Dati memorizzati
□ □ □ □
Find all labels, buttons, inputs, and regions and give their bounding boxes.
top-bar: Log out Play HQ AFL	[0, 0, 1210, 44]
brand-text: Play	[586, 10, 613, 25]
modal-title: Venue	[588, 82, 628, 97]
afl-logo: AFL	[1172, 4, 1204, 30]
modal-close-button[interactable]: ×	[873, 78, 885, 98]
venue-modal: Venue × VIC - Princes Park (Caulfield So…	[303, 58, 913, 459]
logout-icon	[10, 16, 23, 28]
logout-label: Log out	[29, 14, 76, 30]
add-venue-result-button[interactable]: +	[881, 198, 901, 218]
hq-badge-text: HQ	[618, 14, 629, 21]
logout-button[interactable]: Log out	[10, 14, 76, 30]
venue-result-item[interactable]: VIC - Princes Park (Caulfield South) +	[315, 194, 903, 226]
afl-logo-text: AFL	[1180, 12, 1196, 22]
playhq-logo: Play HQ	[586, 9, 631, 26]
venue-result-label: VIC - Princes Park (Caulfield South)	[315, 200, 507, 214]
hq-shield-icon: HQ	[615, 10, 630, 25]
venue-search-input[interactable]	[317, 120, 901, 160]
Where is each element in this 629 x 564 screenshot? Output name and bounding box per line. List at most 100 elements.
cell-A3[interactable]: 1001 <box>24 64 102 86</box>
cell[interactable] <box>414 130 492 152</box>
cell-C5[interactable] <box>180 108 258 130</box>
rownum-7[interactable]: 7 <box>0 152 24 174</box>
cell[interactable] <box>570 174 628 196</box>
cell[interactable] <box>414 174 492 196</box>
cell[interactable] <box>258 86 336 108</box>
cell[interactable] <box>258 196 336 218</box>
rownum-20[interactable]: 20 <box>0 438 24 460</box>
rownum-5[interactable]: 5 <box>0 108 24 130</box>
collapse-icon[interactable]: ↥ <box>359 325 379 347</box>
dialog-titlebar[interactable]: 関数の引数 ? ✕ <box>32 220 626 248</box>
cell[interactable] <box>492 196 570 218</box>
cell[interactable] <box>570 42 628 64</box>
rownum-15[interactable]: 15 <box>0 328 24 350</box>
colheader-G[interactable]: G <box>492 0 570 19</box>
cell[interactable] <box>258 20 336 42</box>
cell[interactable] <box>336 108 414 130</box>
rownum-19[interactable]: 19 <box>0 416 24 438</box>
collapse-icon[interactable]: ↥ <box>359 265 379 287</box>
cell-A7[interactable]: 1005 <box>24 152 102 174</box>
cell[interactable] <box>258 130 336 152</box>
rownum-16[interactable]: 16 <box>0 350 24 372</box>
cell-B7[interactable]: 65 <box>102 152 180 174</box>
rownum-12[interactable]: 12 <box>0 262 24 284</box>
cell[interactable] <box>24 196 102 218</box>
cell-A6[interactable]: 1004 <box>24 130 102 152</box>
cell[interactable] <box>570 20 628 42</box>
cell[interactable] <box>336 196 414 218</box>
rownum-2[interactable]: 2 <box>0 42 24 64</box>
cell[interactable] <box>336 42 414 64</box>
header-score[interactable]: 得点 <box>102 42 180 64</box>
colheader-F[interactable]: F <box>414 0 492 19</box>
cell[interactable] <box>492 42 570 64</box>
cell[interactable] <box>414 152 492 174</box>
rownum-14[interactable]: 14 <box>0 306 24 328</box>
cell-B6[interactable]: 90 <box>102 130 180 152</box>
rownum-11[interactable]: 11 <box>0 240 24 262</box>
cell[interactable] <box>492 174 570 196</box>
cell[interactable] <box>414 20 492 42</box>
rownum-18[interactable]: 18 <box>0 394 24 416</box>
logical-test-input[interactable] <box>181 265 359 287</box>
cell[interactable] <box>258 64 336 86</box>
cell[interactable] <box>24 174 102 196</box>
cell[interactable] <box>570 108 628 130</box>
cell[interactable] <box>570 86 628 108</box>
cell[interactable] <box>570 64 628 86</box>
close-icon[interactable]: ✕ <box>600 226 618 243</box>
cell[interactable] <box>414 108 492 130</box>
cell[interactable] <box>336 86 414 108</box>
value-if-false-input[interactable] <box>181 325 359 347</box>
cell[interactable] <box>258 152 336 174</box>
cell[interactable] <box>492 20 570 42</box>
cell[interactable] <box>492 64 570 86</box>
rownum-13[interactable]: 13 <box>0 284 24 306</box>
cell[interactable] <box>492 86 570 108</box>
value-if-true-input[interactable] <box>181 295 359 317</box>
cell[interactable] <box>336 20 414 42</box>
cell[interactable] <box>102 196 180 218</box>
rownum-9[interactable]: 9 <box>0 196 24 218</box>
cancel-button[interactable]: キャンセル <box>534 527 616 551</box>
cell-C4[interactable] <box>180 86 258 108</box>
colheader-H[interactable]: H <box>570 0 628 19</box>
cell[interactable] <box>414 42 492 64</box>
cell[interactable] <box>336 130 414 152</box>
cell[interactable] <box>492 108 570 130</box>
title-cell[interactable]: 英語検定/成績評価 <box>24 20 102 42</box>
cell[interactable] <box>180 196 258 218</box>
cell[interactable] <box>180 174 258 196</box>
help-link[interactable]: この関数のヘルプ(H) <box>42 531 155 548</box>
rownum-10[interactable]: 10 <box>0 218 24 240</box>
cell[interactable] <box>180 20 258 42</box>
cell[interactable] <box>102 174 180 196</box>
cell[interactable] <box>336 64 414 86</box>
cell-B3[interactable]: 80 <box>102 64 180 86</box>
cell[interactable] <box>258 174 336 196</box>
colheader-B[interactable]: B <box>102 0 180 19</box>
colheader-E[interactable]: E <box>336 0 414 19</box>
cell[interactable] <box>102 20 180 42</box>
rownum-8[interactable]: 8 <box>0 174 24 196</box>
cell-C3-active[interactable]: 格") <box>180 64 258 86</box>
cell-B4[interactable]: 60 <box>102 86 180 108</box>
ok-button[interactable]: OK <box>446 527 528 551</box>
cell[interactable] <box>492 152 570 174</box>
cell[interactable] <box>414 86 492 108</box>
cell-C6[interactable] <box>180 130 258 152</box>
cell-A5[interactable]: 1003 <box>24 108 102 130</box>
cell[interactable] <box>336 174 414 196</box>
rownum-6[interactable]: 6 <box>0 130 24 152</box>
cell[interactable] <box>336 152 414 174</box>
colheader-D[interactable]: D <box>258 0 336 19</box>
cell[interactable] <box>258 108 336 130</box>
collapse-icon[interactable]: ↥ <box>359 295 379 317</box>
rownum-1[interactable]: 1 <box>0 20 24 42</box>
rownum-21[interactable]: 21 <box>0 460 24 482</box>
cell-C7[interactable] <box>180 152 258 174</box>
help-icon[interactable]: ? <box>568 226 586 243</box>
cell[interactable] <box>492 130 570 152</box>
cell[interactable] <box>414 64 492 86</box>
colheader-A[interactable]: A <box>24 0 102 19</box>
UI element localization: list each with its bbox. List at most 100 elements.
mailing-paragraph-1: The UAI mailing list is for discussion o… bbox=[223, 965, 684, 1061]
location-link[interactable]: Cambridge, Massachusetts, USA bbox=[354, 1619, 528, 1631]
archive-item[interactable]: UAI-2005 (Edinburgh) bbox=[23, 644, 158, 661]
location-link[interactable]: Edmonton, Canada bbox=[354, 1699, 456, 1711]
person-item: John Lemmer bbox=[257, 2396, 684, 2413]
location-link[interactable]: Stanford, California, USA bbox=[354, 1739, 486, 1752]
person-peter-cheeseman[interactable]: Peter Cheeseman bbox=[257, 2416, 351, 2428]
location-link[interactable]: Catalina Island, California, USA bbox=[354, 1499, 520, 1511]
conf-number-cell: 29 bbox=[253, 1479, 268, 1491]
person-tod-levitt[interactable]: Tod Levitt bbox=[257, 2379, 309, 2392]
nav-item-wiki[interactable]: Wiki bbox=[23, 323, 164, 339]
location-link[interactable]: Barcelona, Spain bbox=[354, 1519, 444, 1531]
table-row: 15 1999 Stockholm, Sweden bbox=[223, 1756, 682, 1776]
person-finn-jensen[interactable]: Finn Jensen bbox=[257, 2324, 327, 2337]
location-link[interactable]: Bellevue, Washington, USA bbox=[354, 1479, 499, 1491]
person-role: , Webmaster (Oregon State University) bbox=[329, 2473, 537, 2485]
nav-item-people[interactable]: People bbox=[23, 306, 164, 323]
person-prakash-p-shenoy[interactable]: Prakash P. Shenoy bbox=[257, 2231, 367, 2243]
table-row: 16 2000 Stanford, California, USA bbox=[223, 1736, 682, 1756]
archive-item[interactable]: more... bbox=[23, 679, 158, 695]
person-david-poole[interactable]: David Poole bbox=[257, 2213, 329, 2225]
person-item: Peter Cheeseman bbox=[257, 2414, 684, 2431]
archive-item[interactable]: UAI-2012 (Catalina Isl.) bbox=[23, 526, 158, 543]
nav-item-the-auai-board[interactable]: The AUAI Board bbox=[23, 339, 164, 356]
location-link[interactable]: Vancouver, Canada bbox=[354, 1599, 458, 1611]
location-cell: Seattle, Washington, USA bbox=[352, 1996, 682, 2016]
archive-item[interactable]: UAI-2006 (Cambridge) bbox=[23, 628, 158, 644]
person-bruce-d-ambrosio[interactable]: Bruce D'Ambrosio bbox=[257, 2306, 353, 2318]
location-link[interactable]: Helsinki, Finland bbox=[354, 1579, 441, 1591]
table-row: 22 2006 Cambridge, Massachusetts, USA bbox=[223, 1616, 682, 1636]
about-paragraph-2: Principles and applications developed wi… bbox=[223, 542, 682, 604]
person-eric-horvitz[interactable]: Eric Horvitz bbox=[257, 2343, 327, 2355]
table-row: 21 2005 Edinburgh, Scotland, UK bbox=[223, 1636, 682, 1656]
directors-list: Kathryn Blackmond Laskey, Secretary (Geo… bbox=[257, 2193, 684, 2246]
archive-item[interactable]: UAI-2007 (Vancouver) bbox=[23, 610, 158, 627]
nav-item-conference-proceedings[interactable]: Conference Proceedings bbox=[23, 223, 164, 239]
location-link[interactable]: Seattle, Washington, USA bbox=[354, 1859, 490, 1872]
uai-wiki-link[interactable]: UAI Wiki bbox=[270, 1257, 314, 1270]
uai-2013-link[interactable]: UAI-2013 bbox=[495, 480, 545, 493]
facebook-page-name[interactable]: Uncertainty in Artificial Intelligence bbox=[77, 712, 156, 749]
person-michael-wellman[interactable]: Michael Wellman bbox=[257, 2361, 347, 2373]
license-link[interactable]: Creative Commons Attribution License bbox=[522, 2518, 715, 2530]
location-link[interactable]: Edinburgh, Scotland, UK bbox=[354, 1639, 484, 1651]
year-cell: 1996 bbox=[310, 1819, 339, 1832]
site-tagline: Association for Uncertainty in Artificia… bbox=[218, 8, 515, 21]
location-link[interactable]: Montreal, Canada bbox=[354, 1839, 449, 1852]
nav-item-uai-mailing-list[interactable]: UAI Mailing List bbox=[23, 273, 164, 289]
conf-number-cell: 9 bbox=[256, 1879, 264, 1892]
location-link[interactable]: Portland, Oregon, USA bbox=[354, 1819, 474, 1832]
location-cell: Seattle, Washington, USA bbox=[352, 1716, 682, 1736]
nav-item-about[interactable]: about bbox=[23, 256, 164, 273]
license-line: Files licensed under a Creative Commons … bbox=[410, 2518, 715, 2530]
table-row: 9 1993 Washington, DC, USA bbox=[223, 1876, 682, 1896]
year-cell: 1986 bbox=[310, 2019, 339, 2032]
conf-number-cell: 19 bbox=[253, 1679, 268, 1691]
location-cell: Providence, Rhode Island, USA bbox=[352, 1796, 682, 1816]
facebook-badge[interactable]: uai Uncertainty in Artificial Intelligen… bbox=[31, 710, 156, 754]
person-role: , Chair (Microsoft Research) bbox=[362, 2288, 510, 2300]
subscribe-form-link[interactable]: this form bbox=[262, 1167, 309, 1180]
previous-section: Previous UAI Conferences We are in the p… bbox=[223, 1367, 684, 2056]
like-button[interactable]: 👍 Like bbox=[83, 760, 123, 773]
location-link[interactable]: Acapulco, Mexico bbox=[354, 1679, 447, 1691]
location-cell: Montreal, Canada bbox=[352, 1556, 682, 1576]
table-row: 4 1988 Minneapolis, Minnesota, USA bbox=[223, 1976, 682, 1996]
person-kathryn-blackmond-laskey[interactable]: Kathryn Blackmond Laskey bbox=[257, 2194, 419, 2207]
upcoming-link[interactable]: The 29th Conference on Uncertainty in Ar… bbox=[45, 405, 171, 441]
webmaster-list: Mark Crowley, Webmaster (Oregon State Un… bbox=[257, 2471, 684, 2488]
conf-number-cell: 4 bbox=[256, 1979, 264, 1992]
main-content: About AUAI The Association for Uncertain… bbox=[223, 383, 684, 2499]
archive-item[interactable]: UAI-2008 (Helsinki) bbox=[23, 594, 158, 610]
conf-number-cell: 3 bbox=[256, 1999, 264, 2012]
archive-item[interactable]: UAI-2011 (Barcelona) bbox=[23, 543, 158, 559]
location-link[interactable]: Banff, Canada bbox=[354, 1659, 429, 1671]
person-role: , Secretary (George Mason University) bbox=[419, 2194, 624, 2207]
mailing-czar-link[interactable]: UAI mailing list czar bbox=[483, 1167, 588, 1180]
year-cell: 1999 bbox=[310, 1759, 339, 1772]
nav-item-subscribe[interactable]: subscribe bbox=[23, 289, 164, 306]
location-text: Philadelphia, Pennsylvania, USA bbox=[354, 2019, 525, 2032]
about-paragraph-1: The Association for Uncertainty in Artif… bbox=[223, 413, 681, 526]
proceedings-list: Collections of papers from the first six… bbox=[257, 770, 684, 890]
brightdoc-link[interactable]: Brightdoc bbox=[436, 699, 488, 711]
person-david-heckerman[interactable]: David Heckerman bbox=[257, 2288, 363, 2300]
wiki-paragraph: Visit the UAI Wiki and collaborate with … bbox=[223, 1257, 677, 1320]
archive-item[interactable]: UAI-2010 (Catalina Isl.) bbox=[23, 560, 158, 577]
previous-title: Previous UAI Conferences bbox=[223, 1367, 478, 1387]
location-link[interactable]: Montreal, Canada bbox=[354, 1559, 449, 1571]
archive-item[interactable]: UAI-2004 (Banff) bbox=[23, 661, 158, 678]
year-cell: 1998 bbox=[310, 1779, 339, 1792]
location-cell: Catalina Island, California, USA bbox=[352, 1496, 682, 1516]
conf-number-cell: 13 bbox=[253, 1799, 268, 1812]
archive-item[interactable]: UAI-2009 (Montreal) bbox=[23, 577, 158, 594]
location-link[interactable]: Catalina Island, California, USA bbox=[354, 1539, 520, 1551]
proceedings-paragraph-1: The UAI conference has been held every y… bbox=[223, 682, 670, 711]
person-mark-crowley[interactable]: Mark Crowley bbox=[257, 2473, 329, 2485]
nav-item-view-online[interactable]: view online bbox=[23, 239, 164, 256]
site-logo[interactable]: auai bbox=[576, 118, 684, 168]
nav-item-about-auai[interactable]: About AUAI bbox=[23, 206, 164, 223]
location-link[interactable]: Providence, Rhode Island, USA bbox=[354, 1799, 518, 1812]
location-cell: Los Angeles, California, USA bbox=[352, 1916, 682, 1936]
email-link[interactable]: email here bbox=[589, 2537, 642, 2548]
□ □ □ □
### Cosa fare
Seleziona e riporta tutte le righe dei dati che contengono la stringa "close", distinguendo tra maiuscole e minuscole.

### Risultato
modal-close-button[interactable]: ×	[873, 78, 885, 98]
close-icon[interactable]: ✕ <box>600 226 618 243</box>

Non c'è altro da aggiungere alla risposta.